WHAT IS BEING ASKED: In the records below, find the line containing "Read out every word on this page."; give it again exactly, along with every line that follows, and nothing else.

• • •

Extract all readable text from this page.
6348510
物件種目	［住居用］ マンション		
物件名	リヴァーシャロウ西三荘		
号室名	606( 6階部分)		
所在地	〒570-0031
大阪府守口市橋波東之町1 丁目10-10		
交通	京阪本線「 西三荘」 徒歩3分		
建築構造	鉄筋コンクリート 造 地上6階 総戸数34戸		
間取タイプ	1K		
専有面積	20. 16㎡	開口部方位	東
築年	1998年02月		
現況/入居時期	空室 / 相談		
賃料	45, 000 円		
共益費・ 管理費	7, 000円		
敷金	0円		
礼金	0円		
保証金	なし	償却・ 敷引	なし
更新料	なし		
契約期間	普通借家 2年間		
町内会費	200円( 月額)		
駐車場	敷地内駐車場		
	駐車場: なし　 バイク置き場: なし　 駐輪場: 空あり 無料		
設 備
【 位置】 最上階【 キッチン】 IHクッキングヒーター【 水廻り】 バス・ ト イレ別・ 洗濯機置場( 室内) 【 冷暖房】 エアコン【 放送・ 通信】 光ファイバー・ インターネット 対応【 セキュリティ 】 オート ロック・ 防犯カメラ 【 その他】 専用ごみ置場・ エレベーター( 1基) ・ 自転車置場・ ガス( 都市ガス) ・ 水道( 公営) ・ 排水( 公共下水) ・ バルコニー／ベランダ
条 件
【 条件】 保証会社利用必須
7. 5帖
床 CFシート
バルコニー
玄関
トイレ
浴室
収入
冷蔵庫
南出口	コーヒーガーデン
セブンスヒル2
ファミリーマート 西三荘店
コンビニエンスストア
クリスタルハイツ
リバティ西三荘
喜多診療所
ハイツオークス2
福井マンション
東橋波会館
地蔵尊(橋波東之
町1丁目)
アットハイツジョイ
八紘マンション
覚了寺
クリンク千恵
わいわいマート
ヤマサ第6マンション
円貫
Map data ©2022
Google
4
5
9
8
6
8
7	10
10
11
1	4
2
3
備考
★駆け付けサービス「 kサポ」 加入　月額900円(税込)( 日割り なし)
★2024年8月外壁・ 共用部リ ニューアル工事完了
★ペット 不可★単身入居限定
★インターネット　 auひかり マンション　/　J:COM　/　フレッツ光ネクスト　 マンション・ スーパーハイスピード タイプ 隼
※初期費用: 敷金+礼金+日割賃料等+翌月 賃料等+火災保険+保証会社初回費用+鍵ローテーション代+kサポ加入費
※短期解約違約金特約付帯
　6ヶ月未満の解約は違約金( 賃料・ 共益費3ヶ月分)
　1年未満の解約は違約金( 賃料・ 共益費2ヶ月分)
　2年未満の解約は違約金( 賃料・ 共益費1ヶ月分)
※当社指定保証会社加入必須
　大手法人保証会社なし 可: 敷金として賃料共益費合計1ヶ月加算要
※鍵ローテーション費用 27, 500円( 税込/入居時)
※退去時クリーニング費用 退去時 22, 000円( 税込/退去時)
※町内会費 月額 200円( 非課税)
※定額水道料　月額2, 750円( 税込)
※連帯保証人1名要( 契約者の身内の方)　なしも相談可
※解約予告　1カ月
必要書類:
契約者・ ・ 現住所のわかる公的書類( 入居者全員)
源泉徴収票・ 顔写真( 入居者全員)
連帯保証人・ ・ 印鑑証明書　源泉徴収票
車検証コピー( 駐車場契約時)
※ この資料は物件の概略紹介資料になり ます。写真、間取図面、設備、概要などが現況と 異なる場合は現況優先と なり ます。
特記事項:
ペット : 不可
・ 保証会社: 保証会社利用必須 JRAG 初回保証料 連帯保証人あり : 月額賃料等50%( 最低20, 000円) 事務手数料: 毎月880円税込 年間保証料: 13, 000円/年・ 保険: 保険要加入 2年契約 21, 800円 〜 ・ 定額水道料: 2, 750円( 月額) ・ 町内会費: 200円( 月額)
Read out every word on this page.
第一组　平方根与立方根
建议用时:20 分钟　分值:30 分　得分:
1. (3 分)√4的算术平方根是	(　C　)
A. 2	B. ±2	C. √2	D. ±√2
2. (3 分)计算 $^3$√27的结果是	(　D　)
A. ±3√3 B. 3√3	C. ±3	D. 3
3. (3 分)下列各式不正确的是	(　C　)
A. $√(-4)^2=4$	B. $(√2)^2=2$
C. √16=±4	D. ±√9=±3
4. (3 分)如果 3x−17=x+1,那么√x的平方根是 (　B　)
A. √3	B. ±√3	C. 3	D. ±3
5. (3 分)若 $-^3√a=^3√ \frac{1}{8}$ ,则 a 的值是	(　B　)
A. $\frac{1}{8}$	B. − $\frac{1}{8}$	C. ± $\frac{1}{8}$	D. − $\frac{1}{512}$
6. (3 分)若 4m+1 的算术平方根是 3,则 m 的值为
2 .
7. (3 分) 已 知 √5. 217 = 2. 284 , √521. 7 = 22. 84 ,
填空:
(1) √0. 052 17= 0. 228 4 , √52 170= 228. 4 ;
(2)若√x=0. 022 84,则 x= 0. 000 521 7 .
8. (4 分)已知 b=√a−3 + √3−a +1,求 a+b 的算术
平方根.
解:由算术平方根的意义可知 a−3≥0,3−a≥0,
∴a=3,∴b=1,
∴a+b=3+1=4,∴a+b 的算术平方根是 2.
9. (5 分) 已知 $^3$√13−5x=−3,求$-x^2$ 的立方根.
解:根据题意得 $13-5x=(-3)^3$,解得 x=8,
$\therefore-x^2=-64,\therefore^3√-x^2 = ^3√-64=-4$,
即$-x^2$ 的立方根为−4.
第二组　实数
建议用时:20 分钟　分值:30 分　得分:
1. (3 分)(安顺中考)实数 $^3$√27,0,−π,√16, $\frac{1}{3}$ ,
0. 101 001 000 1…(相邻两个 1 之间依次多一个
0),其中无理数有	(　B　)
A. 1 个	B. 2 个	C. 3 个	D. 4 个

• • •

SOLVED PROBLEM:
Read out every word on this page.
第一组　平方根与立方根
建议用时:20 分钟　分值:30 分　得分:
1. (3 分)√4的算术平方根是	(　C　)
A. 2	B. ±2	C. √2	D. ±√2
2. (3 分)计算 $^3$√27的结果是	(　D　)
A. ±3√3 B. 3√3	C. ±3	D. 3
3. (3 分)下列各式不正确的是	(　C　)
A. $√(-4)^2=4$	B. $(√2)^2=2$
C. √16=±4	D. ±√9=±3
4. (3 分)如果 3x−17=x+1,那么√x的平方根是 (　B　)
A. √3	B. ±√3	C. 3	D. ±3
5. (3 分)若 $-^3√a=^3√ \frac{1}{8}$ ,则 a 的值是	(　B　)
A. $\frac{1}{8}$	B. − $\frac{1}{8}$	C. ± $\frac{1}{8}$	D. − $\frac{1}{512}$
6. (3 分)若 4m+1 的算术平方根是 3,则 m 的值为
2 .
7. (3 分) 已 知 √5. 217 = 2. 284 , √521. 7 = 22. 84 ,
填空:
(1) √0. 052 17= 0. 228 4 , √52 170= 228. 4 ;
(2)若√x=0. 022 84,则 x= 0. 000 521 7 .
8. (4 分)已知 b=√a−3 + √3−a +1,求 a+b 的算术
平方根.
解:由算术平方根的意义可知 a−3≥0,3−a≥0,
∴a=3,∴b=1,
∴a+b=3+1=4,∴a+b 的算术平方根是 2.
9. (5 分) 已知 $^3$√13−5x=−3,求$-x^2$ 的立方根.
解:根据题意得 $13-5x=(-3)^3$,解得 x=8,
$\therefore-x^2=-64,\therefore^3√-x^2 = ^3√-64=-4$,
即$-x^2$ 的立方根为−4.
第二组　实数
建议用时:20 分钟　分值:30 分　得分:
1. (3 分)(安顺中考)实数 $^3$√27,0,−π,√16, $\frac{1}{3}$ ,
0. 101 001 000 1…(相邻两个 1 之间依次多一个
0),其中无理数有	(　B　)
A. 1 个	B. 2 个	C. 3 个	D. 4 个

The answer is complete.